Records from a collection of figures:

** START **

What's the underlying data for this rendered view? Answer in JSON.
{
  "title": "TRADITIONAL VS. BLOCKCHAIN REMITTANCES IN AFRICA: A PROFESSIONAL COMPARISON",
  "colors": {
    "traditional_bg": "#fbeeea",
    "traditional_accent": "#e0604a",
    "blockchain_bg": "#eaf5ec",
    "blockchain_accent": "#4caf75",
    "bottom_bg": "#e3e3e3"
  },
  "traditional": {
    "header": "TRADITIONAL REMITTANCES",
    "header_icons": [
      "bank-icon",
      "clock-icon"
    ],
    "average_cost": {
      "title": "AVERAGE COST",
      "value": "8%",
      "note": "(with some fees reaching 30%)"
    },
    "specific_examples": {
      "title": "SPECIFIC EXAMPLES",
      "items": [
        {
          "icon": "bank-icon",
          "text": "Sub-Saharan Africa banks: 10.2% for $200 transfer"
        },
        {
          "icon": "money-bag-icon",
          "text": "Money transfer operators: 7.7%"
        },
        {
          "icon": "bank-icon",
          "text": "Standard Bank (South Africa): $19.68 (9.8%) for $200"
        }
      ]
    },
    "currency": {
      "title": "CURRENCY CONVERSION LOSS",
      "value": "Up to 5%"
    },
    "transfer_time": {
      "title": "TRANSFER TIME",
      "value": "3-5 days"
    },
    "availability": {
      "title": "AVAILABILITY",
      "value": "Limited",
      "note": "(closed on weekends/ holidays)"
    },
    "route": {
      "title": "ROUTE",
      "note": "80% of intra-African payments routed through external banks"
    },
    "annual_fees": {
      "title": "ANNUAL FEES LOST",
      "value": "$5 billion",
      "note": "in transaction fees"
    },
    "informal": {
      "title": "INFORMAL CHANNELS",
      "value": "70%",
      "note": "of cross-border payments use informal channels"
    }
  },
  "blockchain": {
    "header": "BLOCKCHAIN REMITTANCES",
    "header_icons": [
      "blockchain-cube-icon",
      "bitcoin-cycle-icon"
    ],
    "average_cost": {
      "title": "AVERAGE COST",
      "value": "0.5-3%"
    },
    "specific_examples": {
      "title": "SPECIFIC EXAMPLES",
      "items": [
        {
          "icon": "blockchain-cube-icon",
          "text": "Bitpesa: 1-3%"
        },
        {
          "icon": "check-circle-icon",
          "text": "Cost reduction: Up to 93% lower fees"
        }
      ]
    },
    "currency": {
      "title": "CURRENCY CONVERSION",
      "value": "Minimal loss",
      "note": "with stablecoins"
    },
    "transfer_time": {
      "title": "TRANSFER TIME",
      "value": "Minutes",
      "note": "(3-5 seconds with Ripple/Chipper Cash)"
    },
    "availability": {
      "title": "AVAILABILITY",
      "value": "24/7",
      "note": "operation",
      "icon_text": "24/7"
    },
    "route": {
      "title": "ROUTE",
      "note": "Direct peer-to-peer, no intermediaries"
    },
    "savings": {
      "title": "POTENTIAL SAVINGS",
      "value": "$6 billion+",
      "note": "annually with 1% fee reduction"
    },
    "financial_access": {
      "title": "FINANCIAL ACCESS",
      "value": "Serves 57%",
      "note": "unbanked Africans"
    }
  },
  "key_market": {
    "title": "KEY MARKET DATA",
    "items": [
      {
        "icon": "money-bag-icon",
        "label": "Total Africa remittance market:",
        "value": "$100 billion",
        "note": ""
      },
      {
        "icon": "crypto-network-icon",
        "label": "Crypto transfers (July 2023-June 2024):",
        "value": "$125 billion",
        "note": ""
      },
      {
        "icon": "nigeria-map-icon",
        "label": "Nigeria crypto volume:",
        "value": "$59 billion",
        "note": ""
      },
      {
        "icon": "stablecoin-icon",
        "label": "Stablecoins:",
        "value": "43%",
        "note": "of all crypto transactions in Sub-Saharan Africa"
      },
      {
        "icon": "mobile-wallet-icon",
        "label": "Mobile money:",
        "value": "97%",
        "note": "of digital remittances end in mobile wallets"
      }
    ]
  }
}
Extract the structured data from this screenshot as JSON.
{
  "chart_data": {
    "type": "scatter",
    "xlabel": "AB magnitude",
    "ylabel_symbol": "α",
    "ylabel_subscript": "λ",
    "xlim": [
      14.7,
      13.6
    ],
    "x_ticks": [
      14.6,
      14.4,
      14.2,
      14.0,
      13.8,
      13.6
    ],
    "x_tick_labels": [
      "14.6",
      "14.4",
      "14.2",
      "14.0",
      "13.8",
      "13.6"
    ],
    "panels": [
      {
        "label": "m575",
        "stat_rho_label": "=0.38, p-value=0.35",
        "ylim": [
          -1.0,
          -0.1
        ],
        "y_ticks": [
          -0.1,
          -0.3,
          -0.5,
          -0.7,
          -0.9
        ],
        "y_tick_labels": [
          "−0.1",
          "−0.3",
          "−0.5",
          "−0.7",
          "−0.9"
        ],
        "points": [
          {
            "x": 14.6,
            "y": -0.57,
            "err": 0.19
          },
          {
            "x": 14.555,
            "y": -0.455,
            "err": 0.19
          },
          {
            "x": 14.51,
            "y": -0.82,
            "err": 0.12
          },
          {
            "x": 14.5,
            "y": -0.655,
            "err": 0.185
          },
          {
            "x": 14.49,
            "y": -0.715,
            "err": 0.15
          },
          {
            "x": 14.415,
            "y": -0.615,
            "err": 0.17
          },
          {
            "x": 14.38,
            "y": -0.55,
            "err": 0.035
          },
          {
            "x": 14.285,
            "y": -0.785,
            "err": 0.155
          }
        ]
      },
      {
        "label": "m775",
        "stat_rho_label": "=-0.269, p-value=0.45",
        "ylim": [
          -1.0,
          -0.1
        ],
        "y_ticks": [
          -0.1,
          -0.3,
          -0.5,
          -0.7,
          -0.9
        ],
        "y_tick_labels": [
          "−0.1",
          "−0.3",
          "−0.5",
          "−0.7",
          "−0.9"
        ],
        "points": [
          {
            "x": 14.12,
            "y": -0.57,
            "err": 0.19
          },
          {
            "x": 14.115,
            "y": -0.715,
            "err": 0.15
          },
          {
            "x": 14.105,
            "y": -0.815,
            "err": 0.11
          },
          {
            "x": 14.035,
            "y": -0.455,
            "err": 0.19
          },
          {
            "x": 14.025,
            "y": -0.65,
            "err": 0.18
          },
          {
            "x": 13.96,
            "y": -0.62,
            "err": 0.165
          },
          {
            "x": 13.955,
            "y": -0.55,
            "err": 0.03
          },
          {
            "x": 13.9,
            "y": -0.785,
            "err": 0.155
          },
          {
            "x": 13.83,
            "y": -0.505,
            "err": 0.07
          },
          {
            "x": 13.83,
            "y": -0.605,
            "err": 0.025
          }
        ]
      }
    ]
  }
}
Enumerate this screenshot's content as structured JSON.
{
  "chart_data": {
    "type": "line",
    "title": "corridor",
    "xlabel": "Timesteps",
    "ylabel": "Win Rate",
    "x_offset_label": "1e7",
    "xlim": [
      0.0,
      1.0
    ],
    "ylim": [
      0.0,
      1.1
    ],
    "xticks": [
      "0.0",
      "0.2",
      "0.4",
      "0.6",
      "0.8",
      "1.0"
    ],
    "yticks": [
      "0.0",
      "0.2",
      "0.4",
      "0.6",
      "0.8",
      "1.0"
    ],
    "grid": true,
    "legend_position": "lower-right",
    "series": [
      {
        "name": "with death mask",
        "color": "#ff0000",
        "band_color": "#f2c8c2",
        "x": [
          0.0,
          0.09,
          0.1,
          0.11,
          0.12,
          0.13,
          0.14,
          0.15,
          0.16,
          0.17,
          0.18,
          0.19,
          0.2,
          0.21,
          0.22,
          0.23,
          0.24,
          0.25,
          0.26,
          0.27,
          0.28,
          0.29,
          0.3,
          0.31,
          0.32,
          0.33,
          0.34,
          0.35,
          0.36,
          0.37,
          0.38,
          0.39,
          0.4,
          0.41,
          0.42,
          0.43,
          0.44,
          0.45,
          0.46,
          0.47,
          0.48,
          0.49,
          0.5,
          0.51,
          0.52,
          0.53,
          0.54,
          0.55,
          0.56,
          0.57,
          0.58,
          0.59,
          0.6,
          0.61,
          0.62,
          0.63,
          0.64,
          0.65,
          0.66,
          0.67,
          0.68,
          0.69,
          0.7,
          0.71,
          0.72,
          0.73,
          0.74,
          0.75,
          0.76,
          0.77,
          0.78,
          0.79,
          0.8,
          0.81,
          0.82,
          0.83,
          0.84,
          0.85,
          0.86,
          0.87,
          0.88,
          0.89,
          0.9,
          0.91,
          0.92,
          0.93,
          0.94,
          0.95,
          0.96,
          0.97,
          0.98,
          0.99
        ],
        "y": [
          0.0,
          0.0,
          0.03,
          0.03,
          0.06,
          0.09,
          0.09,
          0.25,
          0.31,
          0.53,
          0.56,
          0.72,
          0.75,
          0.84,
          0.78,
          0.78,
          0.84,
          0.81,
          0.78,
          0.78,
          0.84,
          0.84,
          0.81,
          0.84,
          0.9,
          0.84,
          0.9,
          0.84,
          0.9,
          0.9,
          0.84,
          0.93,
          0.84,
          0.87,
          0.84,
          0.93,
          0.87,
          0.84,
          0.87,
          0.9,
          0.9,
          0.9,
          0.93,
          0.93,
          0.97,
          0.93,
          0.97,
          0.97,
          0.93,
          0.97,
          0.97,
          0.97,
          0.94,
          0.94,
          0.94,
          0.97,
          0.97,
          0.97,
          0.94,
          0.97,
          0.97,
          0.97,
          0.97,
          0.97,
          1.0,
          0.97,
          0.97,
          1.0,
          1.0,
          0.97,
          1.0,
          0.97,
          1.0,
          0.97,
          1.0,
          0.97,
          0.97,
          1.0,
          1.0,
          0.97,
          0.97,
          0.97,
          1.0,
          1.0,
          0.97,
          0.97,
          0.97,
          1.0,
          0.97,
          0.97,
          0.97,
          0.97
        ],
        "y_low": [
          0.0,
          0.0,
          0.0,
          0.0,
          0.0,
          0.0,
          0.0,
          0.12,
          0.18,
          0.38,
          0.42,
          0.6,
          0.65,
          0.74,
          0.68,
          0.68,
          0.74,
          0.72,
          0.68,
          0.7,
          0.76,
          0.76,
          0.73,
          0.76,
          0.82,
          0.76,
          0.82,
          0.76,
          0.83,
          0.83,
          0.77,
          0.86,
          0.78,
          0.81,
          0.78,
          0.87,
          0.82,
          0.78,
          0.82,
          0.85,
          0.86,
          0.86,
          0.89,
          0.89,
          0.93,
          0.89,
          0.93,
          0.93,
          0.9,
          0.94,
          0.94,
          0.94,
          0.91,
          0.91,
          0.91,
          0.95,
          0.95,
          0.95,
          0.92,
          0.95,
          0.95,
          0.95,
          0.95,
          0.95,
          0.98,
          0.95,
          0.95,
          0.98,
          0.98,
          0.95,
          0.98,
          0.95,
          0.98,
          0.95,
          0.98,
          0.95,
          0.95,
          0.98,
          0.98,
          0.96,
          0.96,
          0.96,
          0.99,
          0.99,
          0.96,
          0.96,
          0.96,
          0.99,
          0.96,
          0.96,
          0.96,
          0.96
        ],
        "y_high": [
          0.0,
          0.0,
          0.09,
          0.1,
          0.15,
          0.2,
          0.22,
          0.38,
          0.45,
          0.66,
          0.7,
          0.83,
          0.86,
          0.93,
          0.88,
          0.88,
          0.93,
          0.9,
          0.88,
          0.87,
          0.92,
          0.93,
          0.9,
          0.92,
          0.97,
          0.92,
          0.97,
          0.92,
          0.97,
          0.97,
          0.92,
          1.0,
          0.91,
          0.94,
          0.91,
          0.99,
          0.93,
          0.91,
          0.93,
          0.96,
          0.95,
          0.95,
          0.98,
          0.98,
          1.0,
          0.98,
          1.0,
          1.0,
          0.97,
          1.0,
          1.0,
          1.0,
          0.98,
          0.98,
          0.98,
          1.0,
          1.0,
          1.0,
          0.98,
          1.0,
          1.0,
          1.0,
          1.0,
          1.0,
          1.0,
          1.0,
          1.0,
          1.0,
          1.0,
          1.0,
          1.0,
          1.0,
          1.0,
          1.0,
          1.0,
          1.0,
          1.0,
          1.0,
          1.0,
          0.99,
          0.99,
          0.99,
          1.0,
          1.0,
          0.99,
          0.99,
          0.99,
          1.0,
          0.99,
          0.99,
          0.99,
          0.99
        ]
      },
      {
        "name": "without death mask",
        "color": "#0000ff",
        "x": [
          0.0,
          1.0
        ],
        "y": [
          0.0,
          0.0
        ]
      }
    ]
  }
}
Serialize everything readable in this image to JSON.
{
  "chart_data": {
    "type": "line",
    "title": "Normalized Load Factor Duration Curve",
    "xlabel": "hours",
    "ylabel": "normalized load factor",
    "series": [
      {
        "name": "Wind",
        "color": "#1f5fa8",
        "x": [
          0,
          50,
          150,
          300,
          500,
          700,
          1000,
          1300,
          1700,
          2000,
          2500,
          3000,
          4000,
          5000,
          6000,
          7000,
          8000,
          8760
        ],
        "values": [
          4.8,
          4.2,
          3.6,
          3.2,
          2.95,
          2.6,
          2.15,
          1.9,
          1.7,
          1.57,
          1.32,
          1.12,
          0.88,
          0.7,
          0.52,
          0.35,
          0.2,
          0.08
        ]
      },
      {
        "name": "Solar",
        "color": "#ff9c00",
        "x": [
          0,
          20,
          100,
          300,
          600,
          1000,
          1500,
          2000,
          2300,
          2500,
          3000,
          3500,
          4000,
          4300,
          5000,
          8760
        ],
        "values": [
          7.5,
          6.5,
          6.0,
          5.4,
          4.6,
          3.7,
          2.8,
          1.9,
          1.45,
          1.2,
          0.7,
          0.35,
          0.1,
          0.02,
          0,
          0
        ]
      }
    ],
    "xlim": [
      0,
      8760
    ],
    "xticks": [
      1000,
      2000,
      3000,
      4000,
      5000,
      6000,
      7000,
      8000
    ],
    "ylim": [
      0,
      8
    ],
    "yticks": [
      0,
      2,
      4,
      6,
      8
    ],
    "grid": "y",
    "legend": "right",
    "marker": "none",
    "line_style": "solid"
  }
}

** END **

Task to complete:
In the entries above, identify every line with the string "lower".

Output for this exercise:
          "text": "Cost reduction: Up to 93% lower fees"
    "legend_position": "lower-right",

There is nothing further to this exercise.